━━━━━ DATASET EXTRACT

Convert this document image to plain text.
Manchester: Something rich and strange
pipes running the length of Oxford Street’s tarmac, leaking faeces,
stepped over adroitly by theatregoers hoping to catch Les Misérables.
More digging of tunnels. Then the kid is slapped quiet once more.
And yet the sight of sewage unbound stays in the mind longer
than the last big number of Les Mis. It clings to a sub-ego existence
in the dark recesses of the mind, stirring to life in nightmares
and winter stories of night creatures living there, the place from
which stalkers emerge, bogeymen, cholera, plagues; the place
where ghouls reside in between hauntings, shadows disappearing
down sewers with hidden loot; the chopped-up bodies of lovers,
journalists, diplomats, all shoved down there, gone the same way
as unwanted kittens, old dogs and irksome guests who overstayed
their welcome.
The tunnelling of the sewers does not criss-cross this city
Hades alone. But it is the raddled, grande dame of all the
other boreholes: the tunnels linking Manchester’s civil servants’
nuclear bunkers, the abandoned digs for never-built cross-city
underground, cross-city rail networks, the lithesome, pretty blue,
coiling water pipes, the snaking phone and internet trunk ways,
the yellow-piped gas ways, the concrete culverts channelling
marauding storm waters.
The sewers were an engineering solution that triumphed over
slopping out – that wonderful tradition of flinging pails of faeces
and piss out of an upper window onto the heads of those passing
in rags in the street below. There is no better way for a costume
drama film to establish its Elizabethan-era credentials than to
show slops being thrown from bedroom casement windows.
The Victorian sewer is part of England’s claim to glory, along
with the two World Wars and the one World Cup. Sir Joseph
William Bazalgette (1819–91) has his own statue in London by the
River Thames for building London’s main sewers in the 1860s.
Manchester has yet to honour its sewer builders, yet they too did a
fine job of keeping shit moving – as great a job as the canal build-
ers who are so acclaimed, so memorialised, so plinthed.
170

━━━━━━━━━━

- **EXERCISE PROMPT**: Using the material above, gather every line that includes "tunnels".

- **RESPONSE FOR THIS EXERCISE**:
More digging of tunnels. Then the kid is slapped quiet once more.
other boreholes: the tunnels linking Manchester’s civil servants’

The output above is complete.